> **Input material**:
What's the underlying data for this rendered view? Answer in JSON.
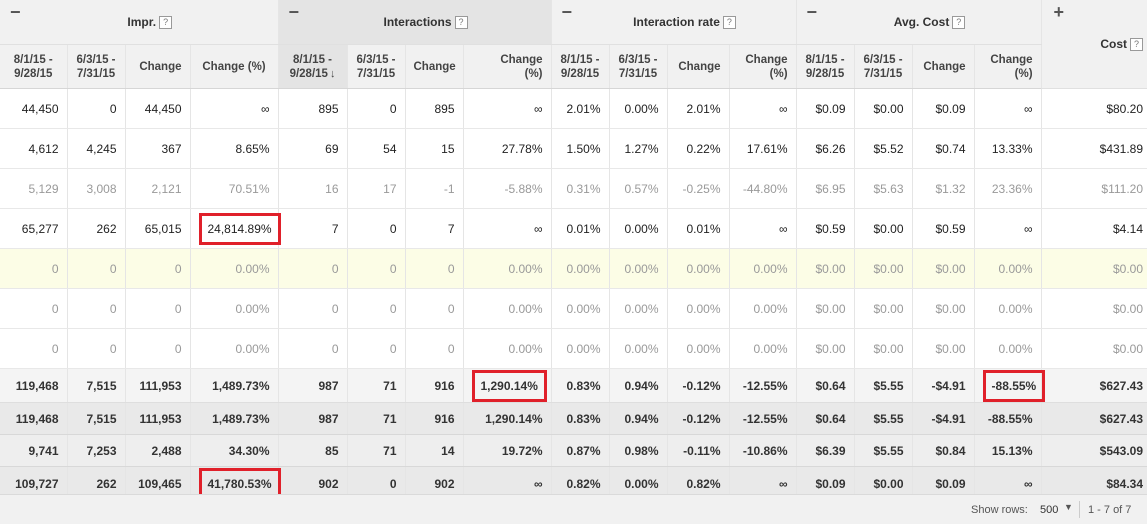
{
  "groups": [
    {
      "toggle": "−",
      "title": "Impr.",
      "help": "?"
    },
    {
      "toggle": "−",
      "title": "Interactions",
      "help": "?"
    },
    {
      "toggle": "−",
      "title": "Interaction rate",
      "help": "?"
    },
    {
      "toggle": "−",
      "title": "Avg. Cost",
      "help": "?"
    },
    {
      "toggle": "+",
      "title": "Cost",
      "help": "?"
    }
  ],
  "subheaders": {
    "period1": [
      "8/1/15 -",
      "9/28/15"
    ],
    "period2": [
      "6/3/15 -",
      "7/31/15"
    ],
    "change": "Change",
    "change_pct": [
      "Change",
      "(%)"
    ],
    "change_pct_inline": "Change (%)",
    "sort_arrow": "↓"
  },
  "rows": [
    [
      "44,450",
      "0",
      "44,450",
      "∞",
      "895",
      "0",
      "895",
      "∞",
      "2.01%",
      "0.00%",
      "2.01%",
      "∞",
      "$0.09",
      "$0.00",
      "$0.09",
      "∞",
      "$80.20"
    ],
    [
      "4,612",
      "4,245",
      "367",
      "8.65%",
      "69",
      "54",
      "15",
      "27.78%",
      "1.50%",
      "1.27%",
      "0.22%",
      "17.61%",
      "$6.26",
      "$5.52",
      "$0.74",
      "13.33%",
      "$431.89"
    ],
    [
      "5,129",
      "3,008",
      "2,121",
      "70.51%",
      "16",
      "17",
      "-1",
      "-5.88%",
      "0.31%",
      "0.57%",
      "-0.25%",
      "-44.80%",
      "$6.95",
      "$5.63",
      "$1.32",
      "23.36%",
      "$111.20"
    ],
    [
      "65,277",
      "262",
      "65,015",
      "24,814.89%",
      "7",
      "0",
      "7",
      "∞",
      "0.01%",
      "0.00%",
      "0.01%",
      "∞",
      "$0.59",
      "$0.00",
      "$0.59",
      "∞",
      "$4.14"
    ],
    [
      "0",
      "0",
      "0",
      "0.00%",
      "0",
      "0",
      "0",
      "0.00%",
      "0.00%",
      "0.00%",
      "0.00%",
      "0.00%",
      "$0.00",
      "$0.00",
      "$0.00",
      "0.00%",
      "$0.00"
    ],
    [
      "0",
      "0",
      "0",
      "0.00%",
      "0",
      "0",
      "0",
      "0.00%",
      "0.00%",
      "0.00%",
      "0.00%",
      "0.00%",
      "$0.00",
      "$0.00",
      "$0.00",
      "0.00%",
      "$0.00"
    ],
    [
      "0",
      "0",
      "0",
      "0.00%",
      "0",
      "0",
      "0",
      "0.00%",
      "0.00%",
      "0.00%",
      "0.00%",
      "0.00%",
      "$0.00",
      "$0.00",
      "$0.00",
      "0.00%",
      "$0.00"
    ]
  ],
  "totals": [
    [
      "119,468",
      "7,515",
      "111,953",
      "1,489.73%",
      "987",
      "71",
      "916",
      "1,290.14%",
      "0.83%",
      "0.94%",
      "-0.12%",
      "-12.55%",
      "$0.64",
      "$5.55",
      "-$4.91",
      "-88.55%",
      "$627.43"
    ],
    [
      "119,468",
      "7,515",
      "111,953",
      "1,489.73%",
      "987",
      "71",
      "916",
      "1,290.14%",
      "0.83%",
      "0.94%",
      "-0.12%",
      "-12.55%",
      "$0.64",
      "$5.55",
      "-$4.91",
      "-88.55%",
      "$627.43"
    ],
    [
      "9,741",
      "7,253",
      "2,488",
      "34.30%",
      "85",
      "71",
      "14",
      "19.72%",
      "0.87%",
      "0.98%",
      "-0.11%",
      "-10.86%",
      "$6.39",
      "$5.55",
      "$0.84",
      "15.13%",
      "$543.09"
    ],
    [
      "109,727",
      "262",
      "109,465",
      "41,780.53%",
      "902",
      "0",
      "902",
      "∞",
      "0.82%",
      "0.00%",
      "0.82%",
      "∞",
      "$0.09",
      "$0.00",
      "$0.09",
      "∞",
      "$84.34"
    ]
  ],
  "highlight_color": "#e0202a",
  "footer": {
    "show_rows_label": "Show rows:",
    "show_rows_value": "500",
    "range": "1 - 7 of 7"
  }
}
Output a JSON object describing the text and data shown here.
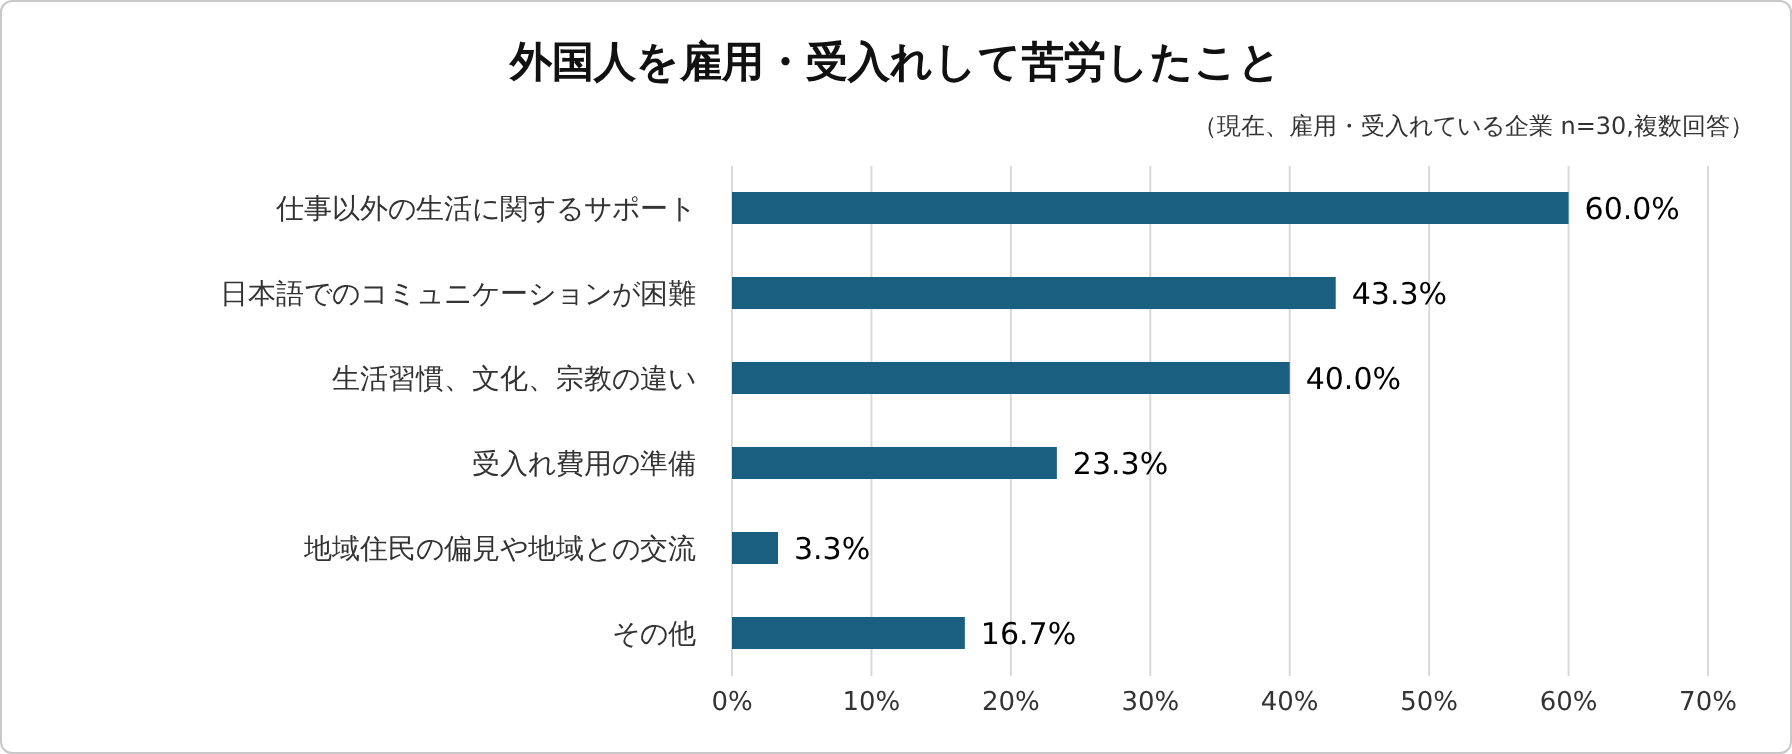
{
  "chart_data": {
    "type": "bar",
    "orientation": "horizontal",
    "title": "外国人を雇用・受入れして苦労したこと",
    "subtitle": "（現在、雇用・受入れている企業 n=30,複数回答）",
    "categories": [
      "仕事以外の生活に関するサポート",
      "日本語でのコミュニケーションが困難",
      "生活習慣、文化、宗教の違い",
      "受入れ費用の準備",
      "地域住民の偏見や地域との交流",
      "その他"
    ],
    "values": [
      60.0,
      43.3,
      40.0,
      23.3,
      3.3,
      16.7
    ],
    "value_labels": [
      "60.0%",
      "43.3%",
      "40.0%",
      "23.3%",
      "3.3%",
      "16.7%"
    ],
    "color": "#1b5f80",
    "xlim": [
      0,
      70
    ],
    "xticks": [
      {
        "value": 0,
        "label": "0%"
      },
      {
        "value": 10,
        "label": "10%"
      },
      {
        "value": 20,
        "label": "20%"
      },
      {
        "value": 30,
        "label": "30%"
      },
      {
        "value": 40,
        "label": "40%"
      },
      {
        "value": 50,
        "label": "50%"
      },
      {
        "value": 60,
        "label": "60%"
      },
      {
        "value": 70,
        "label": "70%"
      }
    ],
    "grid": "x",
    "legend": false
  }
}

> **Task statement**:
Every record is to be reproduced exactly, with no pictures included.

> **Worked answer**:
What's the underlying data for this rendered view? Answer in JSON.
{
  "groups": [
    {
      "toggle": "−",
      "title": "Impr.",
      "help": "?"
    },
    {
      "toggle": "−",
      "title": "Interactions",
      "help": "?"
    },
    {
      "toggle": "−",
      "title": "Interaction rate",
      "help": "?"
    },
    {
      "toggle": "−",
      "title": "Avg. Cost",
      "help": "?"
    },
    {
      "toggle": "+",
      "title": "Cost",
      "help": "?"
    }
  ],
  "subheaders": {
    "period1": [
      "8/1/15 -",
      "9/28/15"
    ],
    "period2": [
      "6/3/15 -",
      "7/31/15"
    ],
    "change": "Change",
    "change_pct": [
      "Change",
      "(%)"
    ],
    "change_pct_inline": "Change (%)",
    "sort_arrow": "↓"
  },
  "rows": [
    [
      "44,450",
      "0",
      "44,450",
      "∞",
      "895",
      "0",
      "895",
      "∞",
      "2.01%",
      "0.00%",
      "2.01%",
      "∞",
      "$0.09",
      "$0.00",
      "$0.09",
      "∞",
      "$80.20"
    ],
    [
      "4,612",
      "4,245",
      "367",
      "8.65%",
      "69",
      "54",
      "15",
      "27.78%",
      "1.50%",
      "1.27%",
      "0.22%",
      "17.61%",
      "$6.26",
      "$5.52",
      "$0.74",
      "13.33%",
      "$431.89"
    ],
    [
      "5,129",
      "3,008",
      "2,121",
      "70.51%",
      "16",
      "17",
      "-1",
      "-5.88%",
      "0.31%",
      "0.57%",
      "-0.25%",
      "-44.80%",
      "$6.95",
      "$5.63",
      "$1.32",
      "23.36%",
      "$111.20"
    ],
    [
      "65,277",
      "262",
      "65,015",
      "24,814.89%",
      "7",
      "0",
      "7",
      "∞",
      "0.01%",
      "0.00%",
      "0.01%",
      "∞",
      "$0.59",
      "$0.00",
      "$0.59",
      "∞",
      "$4.14"
    ],
    [
      "0",
      "0",
      "0",
      "0.00%",
      "0",
      "0",
      "0",
      "0.00%",
      "0.00%",
      "0.00%",
      "0.00%",
      "0.00%",
      "$0.00",
      "$0.00",
      "$0.00",
      "0.00%",
      "$0.00"
    ],
    [
      "0",
      "0",
      "0",
      "0.00%",
      "0",
      "0",
      "0",
      "0.00%",
      "0.00%",
      "0.00%",
      "0.00%",
      "0.00%",
      "$0.00",
      "$0.00",
      "$0.00",
      "0.00%",
      "$0.00"
    ],
    [
      "0",
      "0",
      "0",
      "0.00%",
      "0",
      "0",
      "0",
      "0.00%",
      "0.00%",
      "0.00%",
      "0.00%",
      "0.00%",
      "$0.00",
      "$0.00",
      "$0.00",
      "0.00%",
      "$0.00"
    ]
  ],
  "totals": [
    [
      "119,468",
      "7,515",
      "111,953",
      "1,489.73%",
      "987",
      "71",
      "916",
      "1,290.14%",
      "0.83%",
      "0.94%",
      "-0.12%",
      "-12.55%",
      "$0.64",
      "$5.55",
      "-$4.91",
      "-88.55%",
      "$627.43"
    ],
    [
      "119,468",
      "7,515",
      "111,953",
      "1,489.73%",
      "987",
      "71",
      "916",
      "1,290.14%",
      "0.83%",
      "0.94%",
      "-0.12%",
      "-12.55%",
      "$0.64",
      "$5.55",
      "-$4.91",
      "-88.55%",
      "$627.43"
    ],
    [
      "9,741",
      "7,253",
      "2,488",
      "34.30%",
      "85",
      "71",
      "14",
      "19.72%",
      "0.87%",
      "0.98%",
      "-0.11%",
      "-10.86%",
      "$6.39",
      "$5.55",
      "$0.84",
      "15.13%",
      "$543.09"
    ],
    [
      "109,727",
      "262",
      "109,465",
      "41,780.53%",
      "902",
      "0",
      "902",
      "∞",
      "0.82%",
      "0.00%",
      "0.82%",
      "∞",
      "$0.09",
      "$0.00",
      "$0.09",
      "∞",
      "$84.34"
    ]
  ],
  "highlight_color": "#e0202a",
  "footer": {
    "show_rows_label": "Show rows:",
    "show_rows_value": "500",
    "range": "1 - 7 of 7"
  }
}
Output a JSON object describing the text and data shown here.
{
  "chart_data": {
    "type": "bar",
    "orientation": "horizontal",
    "title": "外国人を雇用・受入れして苦労したこと",
    "subtitle": "（現在、雇用・受入れている企業 n=30,複数回答）",
    "categories": [
      "仕事以外の生活に関するサポート",
      "日本語でのコミュニケーションが困難",
      "生活習慣、文化、宗教の違い",
      "受入れ費用の準備",
      "地域住民の偏見や地域との交流",
      "その他"
    ],
    "values": [
      60.0,
      43.3,
      40.0,
      23.3,
      3.3,
      16.7
    ],
    "value_labels": [
      "60.0%",
      "43.3%",
      "40.0%",
      "23.3%",
      "3.3%",
      "16.7%"
    ],
    "color": "#1b5f80",
    "xlim": [
      0,
      70
    ],
    "xticks": [
      {
        "value": 0,
        "label": "0%"
      },
      {
        "value": 10,
        "label": "10%"
      },
      {
        "value": 20,
        "label": "20%"
      },
      {
        "value": 30,
        "label": "30%"
      },
      {
        "value": 40,
        "label": "40%"
      },
      {
        "value": 50,
        "label": "50%"
      },
      {
        "value": 60,
        "label": "60%"
      },
      {
        "value": 70,
        "label": "70%"
      }
    ],
    "grid": "x",
    "legend": false
  }
}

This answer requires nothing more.